### WHAT NEEDS TO BE DONE
In the listing below, locate the lines bearing the word "this". Copy every one of them.

### EXCERPTED RECORDS
⁂
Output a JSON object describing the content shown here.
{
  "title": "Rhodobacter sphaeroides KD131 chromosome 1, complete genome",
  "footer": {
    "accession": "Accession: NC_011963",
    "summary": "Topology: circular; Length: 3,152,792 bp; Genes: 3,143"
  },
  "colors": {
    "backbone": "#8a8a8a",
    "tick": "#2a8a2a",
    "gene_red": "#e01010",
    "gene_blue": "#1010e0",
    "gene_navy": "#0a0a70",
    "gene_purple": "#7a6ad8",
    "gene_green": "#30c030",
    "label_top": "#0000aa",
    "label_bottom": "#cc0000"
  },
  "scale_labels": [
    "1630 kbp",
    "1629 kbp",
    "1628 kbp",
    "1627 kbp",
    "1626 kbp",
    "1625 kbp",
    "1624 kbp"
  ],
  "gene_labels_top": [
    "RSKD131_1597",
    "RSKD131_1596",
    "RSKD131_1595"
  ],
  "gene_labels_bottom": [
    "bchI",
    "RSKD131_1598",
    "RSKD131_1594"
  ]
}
⁂
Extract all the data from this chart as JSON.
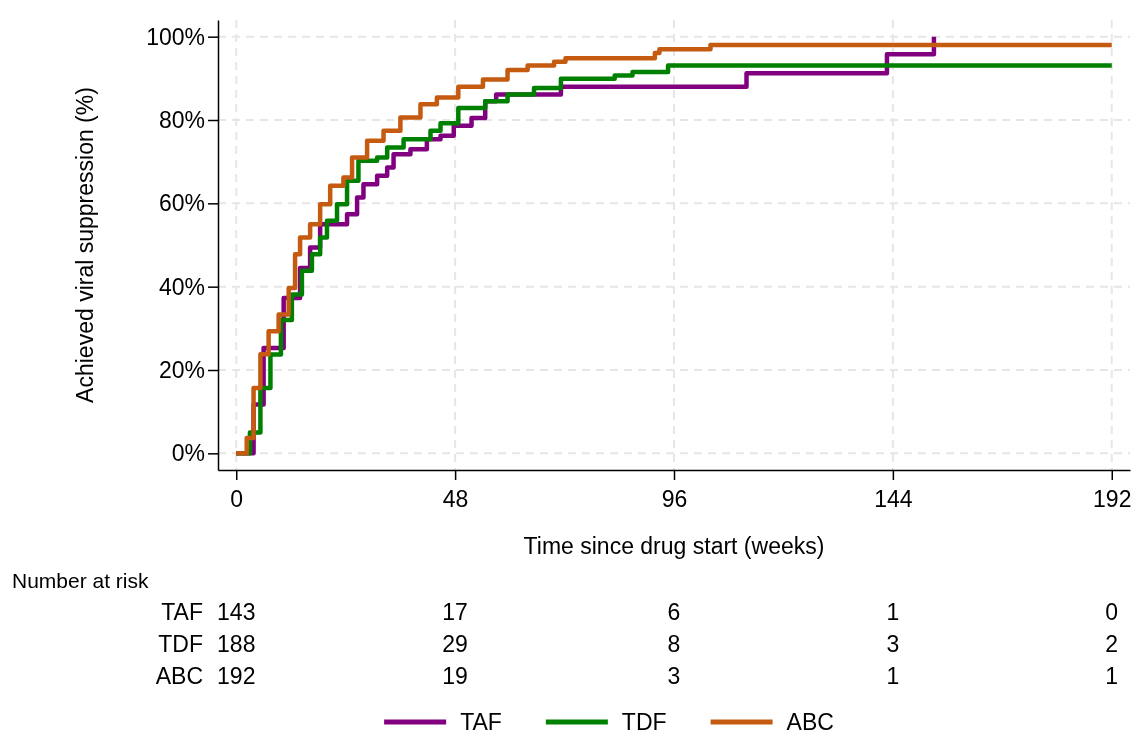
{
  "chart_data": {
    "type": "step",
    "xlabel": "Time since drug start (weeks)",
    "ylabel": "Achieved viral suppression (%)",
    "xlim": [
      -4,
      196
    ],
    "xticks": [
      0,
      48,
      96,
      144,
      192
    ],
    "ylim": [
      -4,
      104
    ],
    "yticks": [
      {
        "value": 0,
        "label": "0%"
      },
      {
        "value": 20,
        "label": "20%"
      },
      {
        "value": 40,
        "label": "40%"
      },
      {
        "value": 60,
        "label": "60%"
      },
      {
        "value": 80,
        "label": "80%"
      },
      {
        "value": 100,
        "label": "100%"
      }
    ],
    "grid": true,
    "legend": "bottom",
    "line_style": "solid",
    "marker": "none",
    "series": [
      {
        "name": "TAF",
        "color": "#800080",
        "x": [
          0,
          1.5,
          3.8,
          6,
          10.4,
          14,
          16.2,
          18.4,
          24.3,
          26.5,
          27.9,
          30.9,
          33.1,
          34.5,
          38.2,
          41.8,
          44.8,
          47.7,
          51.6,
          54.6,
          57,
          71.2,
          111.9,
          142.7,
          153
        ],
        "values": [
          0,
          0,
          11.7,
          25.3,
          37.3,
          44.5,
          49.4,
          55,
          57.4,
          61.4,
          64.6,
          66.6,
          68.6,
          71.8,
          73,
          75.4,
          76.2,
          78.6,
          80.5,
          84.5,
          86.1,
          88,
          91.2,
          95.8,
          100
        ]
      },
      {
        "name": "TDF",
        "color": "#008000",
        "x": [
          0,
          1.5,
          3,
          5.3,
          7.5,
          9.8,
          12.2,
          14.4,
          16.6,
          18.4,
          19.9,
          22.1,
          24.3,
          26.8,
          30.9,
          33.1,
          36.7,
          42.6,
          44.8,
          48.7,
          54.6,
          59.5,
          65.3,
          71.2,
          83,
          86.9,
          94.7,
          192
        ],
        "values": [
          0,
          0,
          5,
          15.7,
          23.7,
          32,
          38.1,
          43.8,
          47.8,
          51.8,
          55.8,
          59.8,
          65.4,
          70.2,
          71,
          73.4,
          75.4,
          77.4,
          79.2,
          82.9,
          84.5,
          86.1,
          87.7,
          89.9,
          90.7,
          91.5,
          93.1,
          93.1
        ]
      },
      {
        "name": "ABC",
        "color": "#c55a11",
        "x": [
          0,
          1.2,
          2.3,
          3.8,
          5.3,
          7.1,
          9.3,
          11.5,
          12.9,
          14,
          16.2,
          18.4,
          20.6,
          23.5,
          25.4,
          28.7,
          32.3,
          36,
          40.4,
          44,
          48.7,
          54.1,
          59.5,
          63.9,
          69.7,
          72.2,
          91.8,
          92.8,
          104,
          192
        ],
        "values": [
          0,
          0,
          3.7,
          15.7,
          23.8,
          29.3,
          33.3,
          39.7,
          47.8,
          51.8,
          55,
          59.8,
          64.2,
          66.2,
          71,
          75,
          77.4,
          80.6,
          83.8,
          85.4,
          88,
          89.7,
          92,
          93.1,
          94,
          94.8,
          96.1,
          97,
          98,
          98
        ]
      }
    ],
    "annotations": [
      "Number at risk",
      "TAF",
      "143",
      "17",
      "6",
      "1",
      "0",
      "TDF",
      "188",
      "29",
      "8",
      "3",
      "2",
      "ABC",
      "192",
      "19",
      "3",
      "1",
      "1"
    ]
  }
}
⁂
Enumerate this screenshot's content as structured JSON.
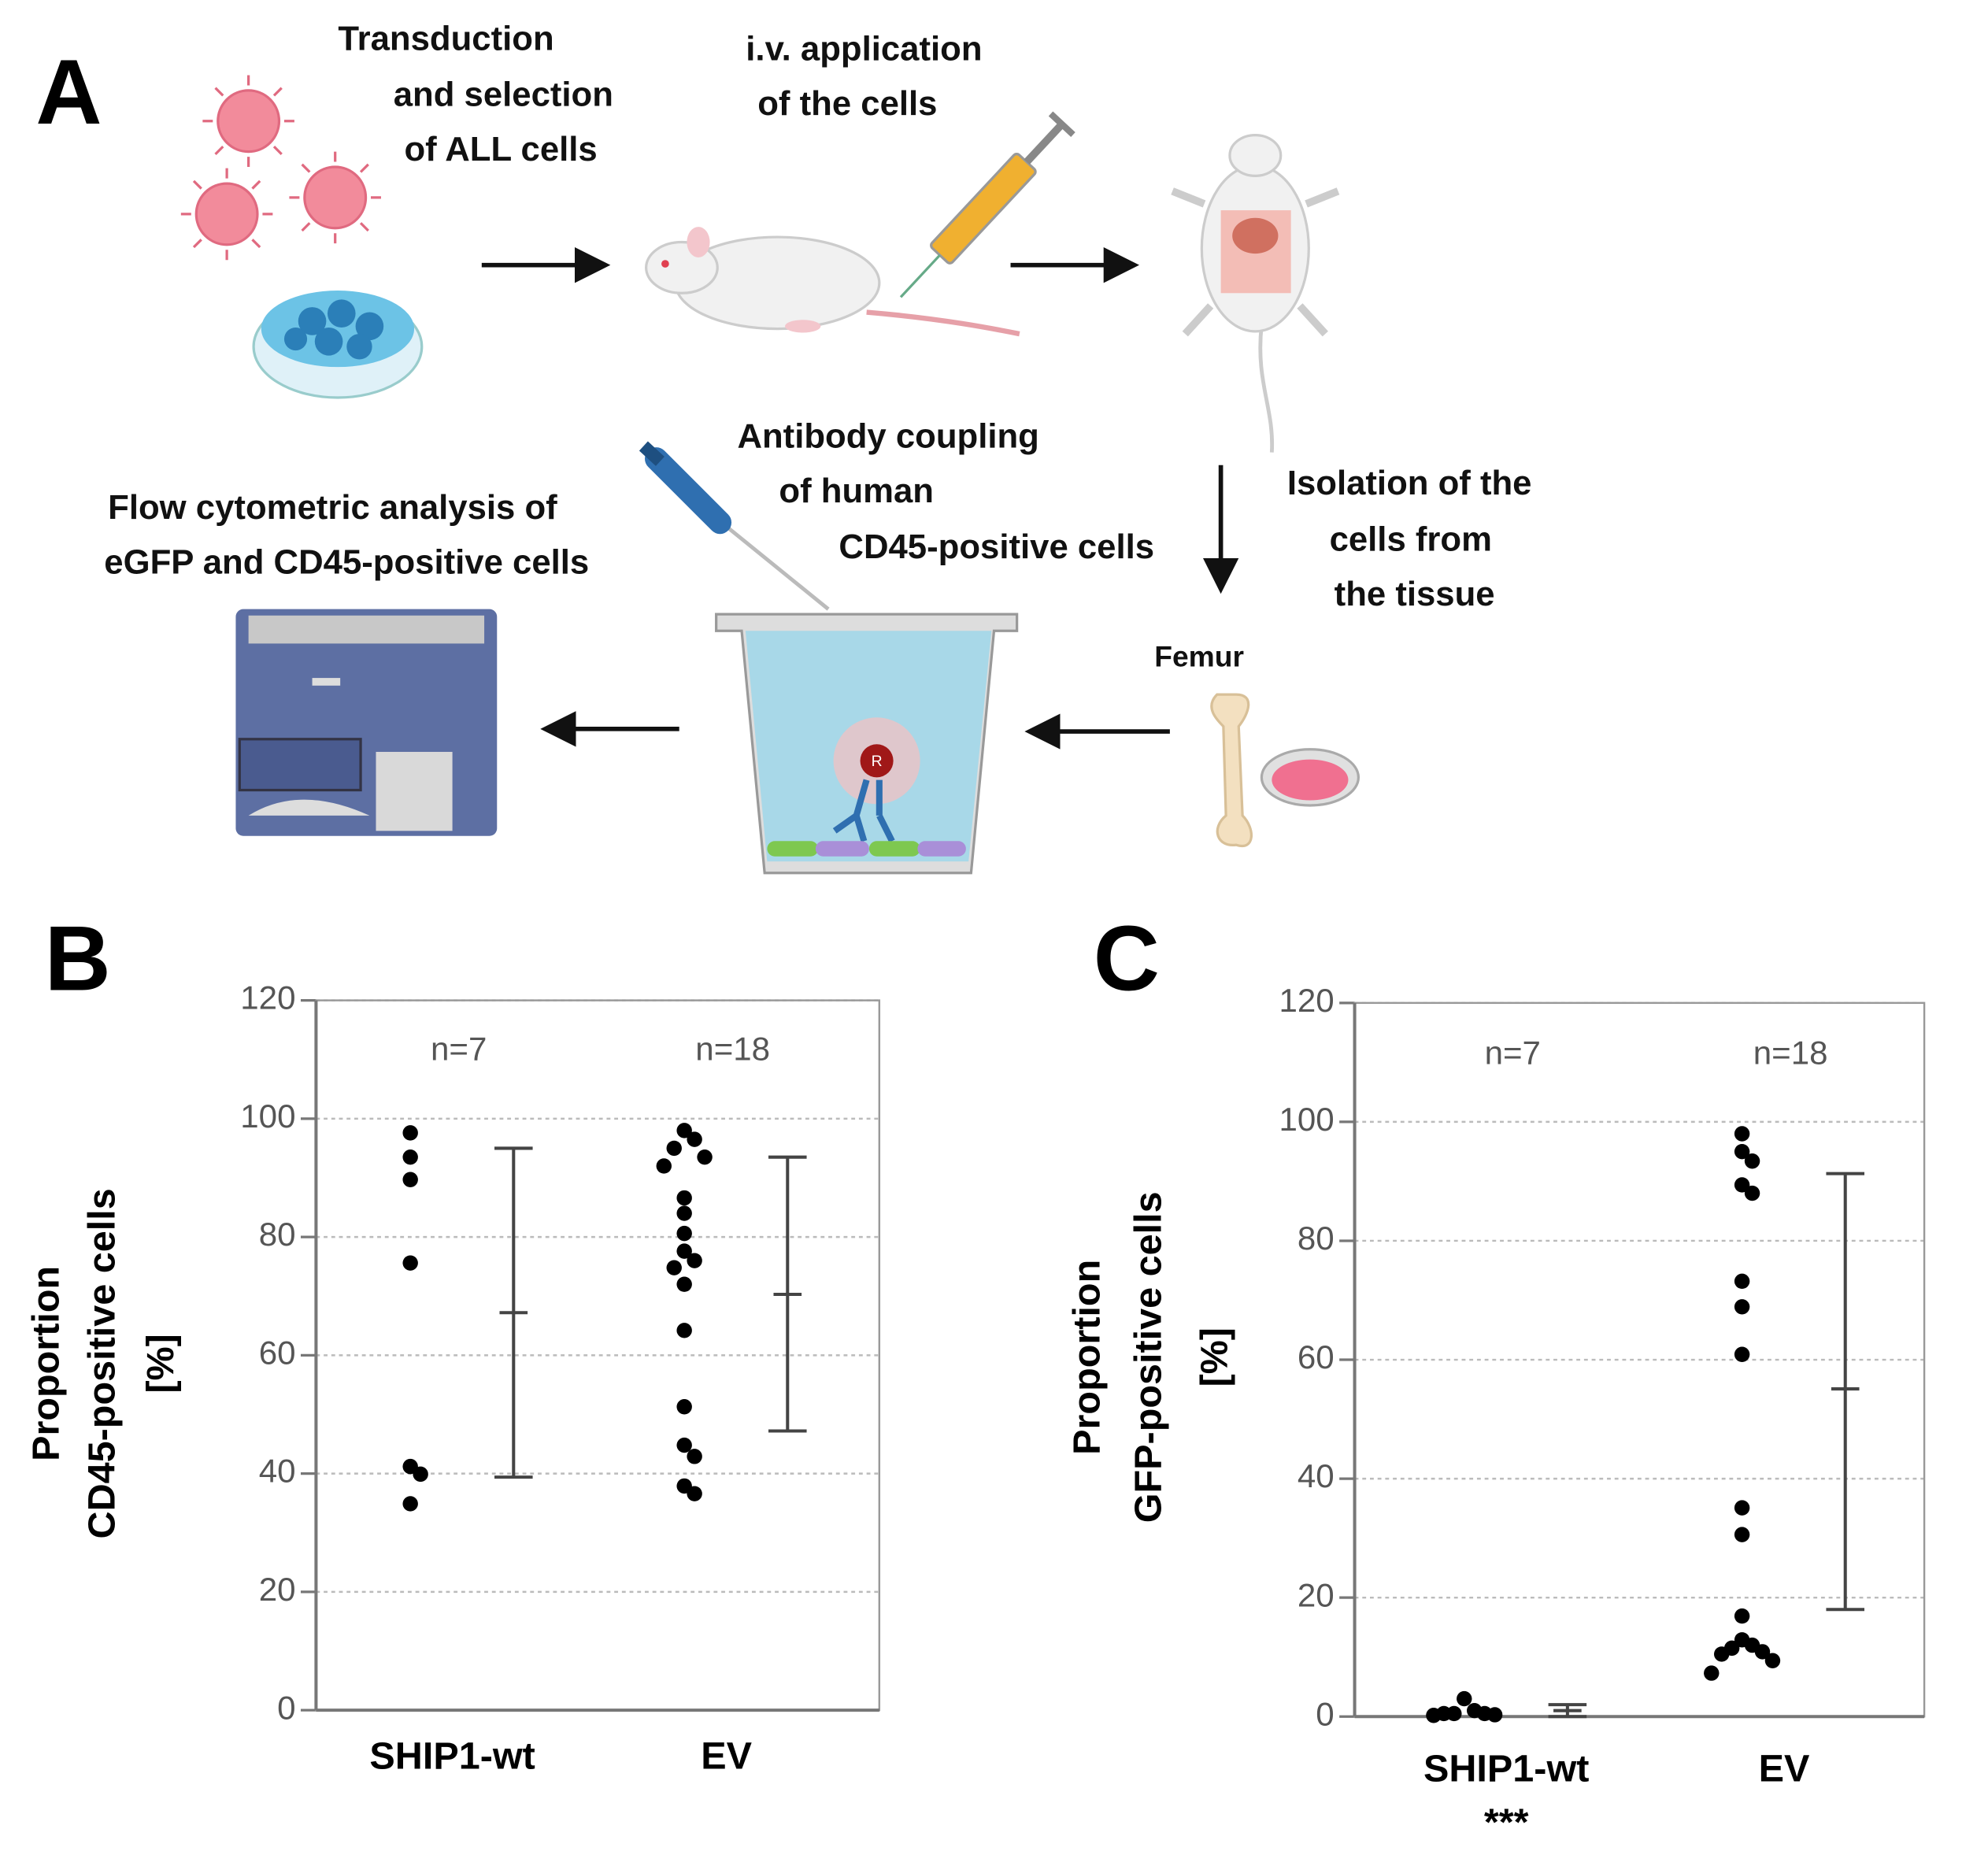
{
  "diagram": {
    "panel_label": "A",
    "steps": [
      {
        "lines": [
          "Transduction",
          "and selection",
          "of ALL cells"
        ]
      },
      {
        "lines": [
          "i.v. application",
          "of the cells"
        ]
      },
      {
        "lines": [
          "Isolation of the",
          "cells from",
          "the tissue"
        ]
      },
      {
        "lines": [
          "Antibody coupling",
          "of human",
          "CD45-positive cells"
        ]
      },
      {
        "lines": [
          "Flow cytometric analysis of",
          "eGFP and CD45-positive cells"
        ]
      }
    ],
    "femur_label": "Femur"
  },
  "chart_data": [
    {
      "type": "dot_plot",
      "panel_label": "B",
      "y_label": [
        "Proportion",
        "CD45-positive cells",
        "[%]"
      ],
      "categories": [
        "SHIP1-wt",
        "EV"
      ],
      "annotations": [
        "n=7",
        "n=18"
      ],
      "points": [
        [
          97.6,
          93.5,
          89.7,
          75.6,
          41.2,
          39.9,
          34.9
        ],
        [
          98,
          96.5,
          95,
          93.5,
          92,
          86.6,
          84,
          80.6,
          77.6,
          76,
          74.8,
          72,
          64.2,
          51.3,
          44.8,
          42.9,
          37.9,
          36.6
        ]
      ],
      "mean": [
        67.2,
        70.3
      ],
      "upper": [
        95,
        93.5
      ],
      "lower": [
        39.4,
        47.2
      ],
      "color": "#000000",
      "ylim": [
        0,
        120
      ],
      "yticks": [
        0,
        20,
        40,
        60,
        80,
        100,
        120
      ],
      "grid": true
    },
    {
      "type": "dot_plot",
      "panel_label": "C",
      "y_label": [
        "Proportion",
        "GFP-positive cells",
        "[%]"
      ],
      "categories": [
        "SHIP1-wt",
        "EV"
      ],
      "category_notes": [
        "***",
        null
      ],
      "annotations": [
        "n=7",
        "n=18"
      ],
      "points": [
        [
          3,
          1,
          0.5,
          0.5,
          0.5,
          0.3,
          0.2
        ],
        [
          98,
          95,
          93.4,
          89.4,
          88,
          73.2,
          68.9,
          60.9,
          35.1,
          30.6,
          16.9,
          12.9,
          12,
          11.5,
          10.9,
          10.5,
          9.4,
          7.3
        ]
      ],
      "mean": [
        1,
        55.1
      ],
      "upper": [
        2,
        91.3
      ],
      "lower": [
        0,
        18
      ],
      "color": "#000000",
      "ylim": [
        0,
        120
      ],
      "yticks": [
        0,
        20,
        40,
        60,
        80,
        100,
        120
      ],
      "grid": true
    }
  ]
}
⁂
### EXPECTED ANSWER
Extract all the data from this chart as JSON.
Enumerate this screenshot's content as structured JSON.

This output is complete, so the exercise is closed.